:: STORED RECORDS ::

....

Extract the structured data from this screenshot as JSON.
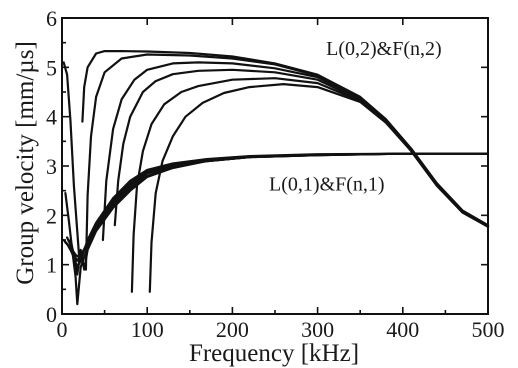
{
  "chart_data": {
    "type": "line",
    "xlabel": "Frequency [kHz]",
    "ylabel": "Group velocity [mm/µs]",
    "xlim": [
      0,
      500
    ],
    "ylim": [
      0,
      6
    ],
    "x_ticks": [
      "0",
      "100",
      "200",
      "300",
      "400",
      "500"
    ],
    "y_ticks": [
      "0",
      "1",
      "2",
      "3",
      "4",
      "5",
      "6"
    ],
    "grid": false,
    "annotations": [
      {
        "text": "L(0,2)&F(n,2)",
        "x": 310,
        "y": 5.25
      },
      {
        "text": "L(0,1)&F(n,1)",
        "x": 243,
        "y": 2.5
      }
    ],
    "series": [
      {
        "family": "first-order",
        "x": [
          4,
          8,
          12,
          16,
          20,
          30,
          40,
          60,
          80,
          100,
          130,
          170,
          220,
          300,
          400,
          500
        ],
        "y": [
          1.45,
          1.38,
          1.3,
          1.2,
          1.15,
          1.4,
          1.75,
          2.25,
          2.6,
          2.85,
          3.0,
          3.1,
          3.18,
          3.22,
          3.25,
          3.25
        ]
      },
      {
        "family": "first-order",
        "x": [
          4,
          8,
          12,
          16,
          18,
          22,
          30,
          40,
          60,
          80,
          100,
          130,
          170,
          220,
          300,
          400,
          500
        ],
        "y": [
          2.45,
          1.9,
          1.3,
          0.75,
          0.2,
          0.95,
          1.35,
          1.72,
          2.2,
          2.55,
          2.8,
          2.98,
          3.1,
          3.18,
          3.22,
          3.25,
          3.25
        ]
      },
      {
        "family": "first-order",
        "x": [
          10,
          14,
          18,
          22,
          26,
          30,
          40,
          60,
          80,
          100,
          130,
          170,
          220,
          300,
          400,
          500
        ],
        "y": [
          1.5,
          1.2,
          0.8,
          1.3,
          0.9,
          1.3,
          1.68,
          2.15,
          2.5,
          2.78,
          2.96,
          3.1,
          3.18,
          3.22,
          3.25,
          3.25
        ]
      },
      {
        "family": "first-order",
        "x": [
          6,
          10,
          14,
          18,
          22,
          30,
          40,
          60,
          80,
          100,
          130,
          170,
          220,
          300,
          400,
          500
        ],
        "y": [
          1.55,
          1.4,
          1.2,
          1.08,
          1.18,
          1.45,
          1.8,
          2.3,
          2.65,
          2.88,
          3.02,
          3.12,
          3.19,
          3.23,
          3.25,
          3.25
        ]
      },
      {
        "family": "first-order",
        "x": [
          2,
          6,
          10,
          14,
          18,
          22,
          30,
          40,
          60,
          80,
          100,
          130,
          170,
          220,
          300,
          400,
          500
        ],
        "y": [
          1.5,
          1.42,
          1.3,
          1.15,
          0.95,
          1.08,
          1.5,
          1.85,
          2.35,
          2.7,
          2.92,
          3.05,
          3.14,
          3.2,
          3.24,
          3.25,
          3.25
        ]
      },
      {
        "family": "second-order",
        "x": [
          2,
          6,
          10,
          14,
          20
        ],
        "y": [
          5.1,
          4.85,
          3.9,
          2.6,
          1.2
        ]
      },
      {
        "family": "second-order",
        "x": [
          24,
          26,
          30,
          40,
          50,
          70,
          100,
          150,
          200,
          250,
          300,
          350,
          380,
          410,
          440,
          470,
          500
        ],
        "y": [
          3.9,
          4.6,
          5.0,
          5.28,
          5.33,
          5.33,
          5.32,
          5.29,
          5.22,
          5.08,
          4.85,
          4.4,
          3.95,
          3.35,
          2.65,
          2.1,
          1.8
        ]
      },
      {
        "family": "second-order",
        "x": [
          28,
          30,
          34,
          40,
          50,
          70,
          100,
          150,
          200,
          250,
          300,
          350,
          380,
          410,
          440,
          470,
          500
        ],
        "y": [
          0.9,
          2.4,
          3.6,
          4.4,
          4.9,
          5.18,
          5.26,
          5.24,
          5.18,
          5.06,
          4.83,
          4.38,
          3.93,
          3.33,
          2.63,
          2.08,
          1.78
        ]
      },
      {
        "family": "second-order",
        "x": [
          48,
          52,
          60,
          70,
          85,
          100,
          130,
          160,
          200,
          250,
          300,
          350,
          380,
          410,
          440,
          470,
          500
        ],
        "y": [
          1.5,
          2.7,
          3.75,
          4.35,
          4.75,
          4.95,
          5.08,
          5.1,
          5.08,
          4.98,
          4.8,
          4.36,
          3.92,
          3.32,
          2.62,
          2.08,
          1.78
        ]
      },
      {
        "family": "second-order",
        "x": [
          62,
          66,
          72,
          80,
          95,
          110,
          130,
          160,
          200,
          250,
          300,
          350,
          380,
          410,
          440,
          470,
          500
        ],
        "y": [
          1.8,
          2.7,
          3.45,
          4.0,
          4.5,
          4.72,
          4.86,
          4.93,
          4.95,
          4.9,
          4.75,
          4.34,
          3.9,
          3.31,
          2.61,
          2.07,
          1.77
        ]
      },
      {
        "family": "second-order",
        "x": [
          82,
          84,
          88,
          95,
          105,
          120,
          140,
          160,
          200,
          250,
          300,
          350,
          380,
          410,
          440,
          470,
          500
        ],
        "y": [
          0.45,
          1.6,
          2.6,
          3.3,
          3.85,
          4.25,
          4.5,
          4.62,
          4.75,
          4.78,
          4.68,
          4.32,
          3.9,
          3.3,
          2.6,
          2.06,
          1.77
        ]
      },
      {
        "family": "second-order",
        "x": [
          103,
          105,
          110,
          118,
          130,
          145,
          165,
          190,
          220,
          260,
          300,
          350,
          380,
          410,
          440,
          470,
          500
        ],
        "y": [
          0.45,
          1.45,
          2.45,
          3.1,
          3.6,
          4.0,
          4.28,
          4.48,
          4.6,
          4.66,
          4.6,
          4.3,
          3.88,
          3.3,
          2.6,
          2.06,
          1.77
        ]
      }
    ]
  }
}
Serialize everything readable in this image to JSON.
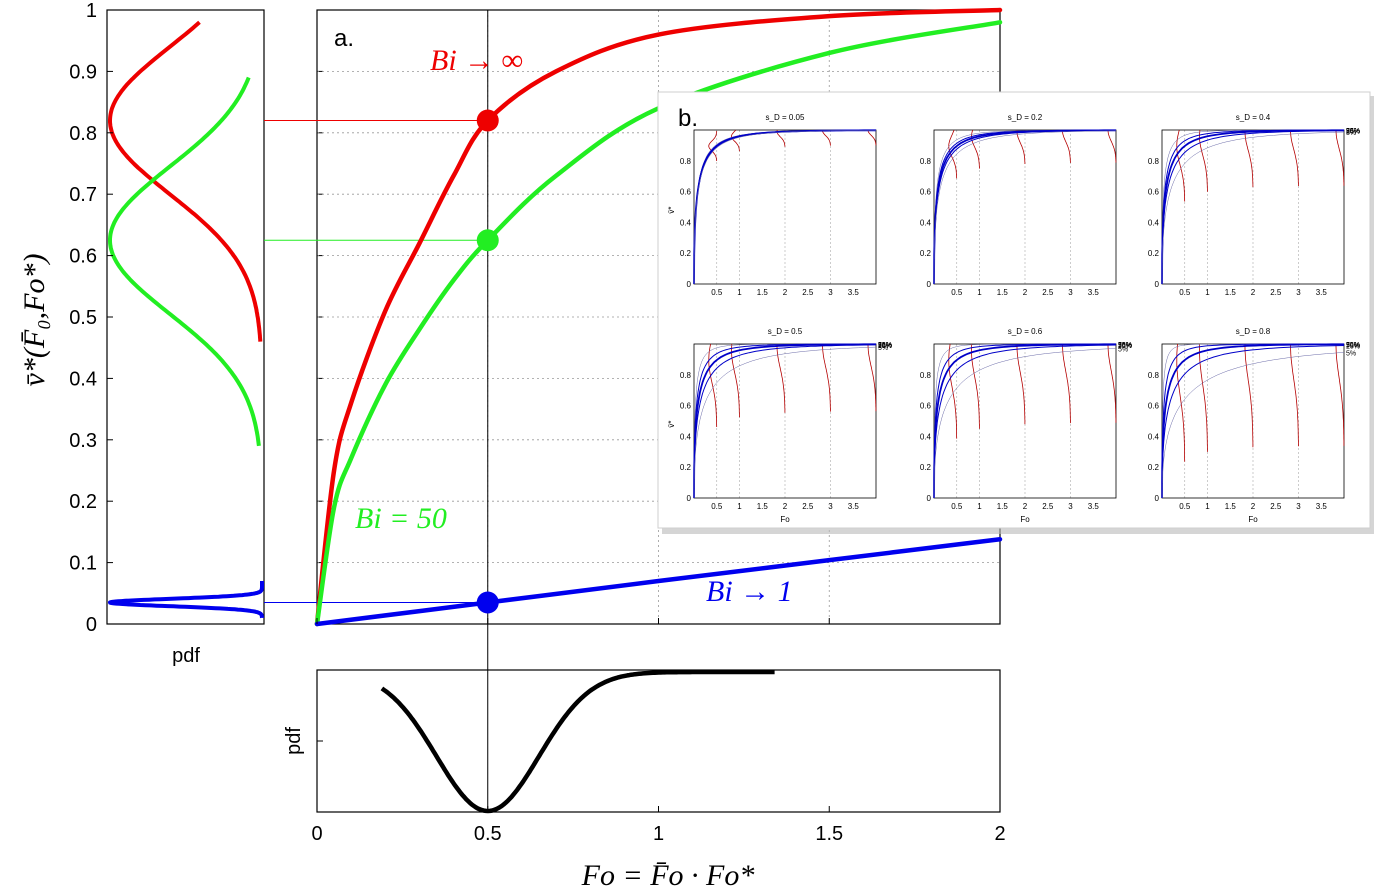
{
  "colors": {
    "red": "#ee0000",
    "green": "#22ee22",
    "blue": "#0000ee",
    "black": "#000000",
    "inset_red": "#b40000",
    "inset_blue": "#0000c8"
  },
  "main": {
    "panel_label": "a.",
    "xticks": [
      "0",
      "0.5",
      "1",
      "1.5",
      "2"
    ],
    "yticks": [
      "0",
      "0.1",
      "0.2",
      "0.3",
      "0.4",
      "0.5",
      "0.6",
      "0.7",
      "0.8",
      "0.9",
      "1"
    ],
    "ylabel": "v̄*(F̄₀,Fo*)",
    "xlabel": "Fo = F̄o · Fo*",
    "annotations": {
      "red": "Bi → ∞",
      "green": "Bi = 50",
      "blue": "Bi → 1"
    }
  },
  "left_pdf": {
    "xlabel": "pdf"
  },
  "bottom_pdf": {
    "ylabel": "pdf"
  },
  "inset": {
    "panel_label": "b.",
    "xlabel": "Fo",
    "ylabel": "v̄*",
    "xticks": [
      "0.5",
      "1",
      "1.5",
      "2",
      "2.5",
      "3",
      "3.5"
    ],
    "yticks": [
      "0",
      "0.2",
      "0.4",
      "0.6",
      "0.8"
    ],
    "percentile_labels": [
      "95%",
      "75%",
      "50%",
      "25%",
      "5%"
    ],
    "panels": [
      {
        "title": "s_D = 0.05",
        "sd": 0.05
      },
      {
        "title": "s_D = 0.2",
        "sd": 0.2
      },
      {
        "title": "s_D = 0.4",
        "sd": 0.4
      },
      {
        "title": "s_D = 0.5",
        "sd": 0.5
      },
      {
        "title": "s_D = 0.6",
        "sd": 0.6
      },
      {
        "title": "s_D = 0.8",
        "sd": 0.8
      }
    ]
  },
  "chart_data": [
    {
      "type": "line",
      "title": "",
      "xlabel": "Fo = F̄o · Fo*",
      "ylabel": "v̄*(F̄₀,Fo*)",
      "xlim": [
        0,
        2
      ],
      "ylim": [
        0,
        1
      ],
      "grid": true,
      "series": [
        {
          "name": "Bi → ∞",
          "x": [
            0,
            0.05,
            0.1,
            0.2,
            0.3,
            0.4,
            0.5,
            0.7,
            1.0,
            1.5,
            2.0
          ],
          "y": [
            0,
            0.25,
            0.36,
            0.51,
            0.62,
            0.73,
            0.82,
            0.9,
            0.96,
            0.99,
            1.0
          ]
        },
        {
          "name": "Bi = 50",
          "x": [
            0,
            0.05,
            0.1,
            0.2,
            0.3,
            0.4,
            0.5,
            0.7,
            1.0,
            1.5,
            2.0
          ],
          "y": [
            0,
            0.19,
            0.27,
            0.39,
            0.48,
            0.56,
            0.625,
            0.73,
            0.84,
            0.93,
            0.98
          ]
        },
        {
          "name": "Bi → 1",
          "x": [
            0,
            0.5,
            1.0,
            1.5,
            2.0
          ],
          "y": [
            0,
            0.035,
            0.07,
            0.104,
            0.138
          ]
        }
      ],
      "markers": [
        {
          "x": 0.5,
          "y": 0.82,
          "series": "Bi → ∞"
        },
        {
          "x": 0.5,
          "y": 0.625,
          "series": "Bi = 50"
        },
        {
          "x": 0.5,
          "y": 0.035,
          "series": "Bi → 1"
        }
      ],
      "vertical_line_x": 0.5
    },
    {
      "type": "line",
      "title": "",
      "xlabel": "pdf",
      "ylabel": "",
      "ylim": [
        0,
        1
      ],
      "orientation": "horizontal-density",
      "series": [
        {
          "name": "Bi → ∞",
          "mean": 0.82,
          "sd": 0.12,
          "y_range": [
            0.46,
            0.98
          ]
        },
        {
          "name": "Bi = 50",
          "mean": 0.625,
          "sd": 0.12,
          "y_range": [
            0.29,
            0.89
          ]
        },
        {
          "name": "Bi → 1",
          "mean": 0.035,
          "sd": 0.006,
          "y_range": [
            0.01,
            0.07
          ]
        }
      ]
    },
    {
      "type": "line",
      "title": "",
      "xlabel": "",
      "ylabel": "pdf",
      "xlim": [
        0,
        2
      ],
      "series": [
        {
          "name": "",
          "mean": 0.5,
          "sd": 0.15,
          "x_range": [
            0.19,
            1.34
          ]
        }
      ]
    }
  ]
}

....

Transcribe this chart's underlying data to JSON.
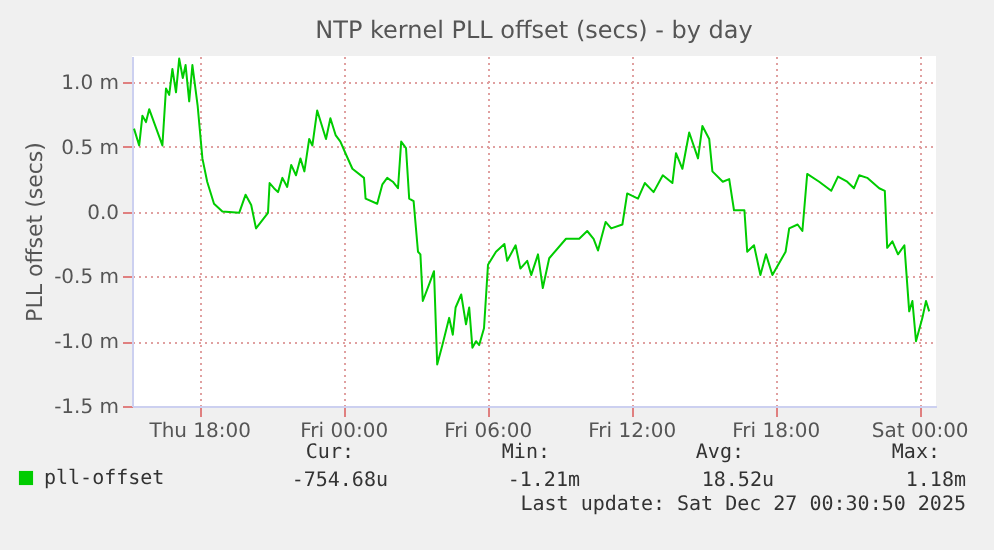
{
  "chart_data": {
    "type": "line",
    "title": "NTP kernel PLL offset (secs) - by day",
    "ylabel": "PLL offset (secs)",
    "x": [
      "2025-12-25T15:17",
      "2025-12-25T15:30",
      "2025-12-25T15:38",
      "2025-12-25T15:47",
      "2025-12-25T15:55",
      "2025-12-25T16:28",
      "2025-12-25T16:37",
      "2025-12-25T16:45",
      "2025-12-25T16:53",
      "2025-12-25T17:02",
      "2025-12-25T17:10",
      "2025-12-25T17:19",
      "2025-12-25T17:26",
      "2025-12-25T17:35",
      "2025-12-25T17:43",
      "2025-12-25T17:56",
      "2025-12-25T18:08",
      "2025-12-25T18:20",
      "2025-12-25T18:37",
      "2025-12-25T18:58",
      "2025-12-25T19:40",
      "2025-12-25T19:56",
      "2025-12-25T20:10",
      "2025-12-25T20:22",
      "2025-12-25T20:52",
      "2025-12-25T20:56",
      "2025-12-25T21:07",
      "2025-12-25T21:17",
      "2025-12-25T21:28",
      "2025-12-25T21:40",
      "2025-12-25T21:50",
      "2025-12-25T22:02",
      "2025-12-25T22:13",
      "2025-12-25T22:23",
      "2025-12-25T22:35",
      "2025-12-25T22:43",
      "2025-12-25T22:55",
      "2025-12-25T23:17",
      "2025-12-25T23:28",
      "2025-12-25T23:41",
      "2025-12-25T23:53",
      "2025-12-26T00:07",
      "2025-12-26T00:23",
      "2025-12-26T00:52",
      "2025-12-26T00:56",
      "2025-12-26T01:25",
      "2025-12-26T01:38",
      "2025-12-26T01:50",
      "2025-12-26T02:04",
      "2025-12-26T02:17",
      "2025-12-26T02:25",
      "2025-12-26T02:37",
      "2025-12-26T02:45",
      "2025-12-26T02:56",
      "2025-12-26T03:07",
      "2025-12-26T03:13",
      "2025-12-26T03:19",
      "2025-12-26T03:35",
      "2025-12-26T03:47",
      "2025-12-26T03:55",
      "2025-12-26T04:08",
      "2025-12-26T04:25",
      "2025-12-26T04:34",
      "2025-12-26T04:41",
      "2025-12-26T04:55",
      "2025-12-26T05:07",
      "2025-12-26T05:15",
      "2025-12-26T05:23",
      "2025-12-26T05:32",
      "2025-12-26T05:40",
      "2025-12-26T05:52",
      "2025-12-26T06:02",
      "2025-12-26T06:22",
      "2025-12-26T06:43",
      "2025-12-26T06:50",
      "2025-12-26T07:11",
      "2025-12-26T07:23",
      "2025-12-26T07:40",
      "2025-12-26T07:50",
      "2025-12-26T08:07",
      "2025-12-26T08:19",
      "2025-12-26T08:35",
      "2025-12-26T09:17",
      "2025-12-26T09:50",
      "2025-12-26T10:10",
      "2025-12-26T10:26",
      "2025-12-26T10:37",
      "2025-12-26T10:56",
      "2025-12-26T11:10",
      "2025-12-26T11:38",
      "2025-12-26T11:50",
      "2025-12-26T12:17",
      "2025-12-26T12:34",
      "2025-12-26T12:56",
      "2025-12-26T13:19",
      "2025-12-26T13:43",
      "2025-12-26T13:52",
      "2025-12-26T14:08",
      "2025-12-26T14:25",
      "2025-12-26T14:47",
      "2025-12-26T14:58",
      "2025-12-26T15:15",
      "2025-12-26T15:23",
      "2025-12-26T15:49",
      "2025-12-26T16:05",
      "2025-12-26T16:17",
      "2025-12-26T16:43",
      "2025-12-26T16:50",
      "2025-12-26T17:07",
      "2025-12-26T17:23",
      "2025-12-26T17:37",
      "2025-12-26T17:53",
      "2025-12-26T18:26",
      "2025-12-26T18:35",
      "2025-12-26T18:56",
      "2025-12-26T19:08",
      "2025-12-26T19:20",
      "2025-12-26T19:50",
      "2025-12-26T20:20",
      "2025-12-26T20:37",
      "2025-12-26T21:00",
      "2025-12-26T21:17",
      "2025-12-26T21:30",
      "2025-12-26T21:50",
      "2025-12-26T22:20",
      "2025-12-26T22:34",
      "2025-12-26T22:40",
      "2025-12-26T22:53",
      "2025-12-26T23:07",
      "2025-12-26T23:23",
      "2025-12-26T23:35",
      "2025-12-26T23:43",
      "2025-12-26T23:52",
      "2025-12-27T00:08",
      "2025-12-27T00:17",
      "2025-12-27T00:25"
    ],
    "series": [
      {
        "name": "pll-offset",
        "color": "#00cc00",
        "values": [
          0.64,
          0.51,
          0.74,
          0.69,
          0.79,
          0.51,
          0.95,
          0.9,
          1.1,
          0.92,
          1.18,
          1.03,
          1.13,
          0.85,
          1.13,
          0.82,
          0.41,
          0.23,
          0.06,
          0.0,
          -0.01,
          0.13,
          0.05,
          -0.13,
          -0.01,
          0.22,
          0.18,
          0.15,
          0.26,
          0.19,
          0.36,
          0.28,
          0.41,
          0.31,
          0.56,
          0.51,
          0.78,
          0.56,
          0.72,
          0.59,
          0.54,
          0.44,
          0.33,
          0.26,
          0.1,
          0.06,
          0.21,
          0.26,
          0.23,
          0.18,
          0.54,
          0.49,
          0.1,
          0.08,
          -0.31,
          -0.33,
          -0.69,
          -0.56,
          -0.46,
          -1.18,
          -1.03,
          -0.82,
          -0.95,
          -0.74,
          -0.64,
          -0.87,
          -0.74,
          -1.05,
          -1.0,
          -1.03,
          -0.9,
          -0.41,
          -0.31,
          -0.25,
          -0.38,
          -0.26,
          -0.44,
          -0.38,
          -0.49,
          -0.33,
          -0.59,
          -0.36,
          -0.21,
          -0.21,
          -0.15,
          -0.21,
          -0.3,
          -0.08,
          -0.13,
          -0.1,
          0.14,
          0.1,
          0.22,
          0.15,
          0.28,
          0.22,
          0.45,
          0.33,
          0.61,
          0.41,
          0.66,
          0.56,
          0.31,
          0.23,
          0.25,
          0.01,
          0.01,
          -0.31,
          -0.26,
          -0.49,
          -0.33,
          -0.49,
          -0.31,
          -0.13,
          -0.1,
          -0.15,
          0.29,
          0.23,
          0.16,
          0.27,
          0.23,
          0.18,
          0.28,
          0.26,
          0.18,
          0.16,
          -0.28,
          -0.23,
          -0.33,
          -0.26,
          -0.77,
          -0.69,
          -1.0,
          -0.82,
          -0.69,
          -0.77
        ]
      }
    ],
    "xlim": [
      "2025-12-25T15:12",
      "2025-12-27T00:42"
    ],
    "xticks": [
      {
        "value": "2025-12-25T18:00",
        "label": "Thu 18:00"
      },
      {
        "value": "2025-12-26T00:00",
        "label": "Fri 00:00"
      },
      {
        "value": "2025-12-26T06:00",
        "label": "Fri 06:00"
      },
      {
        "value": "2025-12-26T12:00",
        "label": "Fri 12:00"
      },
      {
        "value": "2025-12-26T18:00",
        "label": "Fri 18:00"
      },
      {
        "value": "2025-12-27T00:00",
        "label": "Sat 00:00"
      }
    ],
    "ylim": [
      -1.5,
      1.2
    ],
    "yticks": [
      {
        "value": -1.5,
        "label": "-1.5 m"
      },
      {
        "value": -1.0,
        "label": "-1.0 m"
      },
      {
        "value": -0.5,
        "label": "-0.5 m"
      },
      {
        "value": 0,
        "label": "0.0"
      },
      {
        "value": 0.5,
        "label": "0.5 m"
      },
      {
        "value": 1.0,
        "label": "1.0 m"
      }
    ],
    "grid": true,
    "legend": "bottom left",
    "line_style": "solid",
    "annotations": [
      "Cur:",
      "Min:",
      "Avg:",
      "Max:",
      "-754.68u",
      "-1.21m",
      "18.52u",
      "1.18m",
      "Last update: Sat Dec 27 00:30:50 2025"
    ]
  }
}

....

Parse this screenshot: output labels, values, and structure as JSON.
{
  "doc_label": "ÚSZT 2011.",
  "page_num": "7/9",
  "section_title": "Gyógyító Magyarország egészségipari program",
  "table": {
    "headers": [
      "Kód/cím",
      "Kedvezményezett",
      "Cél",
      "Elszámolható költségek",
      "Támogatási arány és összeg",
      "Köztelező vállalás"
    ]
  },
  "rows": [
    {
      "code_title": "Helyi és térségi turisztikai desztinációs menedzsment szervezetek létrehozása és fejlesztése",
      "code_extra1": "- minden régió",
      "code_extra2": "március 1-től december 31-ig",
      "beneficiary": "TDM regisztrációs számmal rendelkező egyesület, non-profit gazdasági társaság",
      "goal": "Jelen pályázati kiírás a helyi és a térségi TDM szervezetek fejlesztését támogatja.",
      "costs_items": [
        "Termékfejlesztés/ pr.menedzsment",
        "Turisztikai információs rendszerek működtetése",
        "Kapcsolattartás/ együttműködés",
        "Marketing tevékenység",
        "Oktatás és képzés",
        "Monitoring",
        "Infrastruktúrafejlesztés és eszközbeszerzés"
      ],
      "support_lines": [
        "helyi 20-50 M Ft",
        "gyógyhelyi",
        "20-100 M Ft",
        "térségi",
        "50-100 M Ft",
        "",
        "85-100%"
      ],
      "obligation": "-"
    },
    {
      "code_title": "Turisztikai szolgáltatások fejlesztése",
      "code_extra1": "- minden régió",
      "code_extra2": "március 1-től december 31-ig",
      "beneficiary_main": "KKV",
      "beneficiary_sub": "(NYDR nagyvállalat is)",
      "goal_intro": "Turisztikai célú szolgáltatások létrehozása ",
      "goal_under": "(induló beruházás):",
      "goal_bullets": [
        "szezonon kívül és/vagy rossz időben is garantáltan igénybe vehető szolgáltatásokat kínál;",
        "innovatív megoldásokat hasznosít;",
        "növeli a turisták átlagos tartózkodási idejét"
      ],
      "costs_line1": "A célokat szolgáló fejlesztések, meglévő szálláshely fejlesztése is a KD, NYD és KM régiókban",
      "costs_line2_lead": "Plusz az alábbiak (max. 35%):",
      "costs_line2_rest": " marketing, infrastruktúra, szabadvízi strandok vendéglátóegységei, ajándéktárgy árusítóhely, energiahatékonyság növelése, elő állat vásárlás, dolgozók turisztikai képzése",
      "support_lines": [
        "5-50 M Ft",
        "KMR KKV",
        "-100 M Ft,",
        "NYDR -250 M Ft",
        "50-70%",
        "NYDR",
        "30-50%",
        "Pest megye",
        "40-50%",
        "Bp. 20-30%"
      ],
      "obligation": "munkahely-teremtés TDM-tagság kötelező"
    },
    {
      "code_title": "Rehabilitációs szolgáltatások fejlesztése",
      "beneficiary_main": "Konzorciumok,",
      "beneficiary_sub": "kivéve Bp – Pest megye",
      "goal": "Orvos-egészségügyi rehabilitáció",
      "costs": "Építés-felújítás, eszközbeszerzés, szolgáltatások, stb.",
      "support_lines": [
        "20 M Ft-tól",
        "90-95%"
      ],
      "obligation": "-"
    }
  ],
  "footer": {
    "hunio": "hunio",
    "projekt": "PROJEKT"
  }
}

....

:: STATED EXERCISE ::
Pull every line containing the word "values" out of the material and copy it.

:: SOLVED EXERCISE ::
        "values": [
Parse this screenshot: output labels, values, and structure as JSON.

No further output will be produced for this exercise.